Dataset listings of figures:
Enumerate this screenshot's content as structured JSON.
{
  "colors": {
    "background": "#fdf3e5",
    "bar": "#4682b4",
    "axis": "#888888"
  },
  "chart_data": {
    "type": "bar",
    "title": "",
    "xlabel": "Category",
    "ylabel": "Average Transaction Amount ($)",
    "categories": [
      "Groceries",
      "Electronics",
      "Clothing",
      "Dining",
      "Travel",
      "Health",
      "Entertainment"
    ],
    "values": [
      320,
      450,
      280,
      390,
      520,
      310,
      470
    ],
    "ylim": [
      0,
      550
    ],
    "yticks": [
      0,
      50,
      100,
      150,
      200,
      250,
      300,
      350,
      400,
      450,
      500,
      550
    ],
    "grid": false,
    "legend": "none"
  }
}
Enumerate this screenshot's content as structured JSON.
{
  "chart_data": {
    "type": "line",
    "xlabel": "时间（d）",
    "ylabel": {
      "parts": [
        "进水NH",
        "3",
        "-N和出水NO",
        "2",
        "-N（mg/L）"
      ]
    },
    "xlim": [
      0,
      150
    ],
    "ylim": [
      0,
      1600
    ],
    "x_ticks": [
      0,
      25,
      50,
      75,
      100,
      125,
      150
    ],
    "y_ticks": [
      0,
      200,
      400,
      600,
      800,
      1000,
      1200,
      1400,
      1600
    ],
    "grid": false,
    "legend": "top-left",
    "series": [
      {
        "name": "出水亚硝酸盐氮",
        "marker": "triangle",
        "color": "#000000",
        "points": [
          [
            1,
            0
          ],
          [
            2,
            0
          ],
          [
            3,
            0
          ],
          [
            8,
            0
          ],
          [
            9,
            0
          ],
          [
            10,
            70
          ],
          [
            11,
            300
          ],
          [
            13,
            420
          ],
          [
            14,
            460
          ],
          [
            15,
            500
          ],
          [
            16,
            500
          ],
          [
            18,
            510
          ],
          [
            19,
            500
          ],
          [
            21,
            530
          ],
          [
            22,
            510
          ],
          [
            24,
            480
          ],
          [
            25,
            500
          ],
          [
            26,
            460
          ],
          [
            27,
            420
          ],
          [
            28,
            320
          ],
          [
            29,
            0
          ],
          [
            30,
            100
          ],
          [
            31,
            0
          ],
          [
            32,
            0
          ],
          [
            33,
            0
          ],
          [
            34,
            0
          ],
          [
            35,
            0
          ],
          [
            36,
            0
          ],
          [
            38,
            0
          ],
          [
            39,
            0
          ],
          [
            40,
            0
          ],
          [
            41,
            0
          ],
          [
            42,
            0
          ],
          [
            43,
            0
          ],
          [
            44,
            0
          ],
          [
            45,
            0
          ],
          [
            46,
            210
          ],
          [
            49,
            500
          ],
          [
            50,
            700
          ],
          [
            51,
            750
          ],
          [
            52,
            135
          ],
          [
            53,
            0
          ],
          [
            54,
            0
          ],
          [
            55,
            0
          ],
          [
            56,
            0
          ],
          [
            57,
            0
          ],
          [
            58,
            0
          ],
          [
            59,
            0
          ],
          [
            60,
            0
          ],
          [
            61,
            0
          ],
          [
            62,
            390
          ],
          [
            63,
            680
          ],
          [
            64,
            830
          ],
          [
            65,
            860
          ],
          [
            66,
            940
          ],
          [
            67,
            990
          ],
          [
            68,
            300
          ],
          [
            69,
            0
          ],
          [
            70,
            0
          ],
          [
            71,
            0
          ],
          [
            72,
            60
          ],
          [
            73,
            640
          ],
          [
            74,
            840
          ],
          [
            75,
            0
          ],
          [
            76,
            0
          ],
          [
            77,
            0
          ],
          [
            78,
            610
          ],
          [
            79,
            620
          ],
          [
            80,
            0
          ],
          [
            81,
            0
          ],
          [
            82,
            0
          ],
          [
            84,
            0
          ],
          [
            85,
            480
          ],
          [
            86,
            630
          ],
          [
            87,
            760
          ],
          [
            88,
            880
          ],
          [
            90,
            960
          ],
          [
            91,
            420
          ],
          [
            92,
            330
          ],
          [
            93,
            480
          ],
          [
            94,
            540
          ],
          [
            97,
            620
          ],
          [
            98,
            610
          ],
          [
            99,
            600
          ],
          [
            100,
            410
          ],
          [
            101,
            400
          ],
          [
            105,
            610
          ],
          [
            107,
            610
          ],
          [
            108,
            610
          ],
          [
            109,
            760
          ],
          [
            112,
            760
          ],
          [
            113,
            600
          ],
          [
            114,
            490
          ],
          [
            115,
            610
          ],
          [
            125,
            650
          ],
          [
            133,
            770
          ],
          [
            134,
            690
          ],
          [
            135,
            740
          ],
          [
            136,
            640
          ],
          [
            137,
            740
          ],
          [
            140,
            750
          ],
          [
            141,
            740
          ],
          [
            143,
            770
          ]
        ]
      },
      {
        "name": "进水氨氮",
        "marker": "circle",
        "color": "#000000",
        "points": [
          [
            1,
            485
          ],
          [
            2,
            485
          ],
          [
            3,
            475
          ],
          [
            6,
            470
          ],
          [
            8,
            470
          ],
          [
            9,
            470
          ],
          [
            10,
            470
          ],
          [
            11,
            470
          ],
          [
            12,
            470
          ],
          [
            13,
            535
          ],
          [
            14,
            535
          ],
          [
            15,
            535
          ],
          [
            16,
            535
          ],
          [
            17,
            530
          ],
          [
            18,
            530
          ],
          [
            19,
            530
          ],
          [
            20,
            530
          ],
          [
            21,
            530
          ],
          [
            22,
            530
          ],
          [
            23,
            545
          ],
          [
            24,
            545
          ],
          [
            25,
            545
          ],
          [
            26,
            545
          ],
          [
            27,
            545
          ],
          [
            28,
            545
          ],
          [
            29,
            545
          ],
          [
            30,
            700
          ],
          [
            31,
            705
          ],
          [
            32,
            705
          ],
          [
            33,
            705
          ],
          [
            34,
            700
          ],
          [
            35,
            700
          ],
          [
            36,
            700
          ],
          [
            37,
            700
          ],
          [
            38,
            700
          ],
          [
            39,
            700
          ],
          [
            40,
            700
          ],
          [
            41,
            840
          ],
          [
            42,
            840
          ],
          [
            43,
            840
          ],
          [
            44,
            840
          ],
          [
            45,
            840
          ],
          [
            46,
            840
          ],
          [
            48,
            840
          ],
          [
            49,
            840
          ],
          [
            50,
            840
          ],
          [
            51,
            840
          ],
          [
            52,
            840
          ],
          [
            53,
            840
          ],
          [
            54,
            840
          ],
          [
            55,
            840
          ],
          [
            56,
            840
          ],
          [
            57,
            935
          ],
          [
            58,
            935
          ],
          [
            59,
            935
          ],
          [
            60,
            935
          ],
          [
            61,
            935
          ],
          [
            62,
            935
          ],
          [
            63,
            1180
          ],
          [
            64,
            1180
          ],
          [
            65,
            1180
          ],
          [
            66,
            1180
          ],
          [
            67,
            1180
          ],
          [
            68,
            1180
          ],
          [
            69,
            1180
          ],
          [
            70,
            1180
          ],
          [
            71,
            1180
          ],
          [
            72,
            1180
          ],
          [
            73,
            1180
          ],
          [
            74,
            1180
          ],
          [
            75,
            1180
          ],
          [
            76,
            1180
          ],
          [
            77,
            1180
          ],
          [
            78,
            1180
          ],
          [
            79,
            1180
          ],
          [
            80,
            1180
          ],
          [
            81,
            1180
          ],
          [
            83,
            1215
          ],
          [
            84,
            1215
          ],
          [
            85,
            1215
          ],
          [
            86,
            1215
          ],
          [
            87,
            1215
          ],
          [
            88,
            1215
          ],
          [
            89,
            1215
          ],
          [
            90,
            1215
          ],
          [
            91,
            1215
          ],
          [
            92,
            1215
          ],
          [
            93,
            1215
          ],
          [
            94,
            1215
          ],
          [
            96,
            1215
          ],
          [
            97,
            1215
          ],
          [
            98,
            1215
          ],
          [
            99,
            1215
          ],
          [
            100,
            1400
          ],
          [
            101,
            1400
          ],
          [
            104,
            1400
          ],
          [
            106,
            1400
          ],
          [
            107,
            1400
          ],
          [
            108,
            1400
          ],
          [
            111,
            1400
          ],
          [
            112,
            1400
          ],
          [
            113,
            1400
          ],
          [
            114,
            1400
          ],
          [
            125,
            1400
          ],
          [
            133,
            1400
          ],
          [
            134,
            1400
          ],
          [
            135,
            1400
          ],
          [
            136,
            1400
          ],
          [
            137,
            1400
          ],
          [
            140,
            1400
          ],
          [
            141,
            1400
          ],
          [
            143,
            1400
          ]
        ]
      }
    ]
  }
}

*PROMPT:* Copy each line that holds the word "ylabel".

*REPLY TO THE EXERCISE:*
    "ylabel": "Average Transaction Amount ($)",
    "ylabel": {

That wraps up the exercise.